▶ EXERCISE INPUT
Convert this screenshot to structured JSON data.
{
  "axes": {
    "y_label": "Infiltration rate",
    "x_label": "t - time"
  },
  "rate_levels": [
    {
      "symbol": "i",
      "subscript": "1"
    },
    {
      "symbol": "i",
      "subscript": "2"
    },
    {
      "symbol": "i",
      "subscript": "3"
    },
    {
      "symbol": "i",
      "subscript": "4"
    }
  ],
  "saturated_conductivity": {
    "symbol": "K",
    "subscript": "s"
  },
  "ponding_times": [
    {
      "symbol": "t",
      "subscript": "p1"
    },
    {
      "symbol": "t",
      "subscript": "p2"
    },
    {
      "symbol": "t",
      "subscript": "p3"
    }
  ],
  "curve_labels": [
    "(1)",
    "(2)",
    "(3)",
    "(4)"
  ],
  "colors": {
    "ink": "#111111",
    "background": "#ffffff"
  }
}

▶ PROBLEM TO WORK ON
Repeat the material above in full, keeping every word.

▶ SOLUTION TO THE EXERCISE
Convert this screenshot to structured JSON data.
{
  "axes": {
    "y_label": "Infiltration rate",
    "x_label": "t - time"
  },
  "rate_levels": [
    {
      "symbol": "i",
      "subscript": "1"
    },
    {
      "symbol": "i",
      "subscript": "2"
    },
    {
      "symbol": "i",
      "subscript": "3"
    },
    {
      "symbol": "i",
      "subscript": "4"
    }
  ],
  "saturated_conductivity": {
    "symbol": "K",
    "subscript": "s"
  },
  "ponding_times": [
    {
      "symbol": "t",
      "subscript": "p1"
    },
    {
      "symbol": "t",
      "subscript": "p2"
    },
    {
      "symbol": "t",
      "subscript": "p3"
    }
  ],
  "curve_labels": [
    "(1)",
    "(2)",
    "(3)",
    "(4)"
  ],
  "colors": {
    "ink": "#111111",
    "background": "#ffffff"
  }
}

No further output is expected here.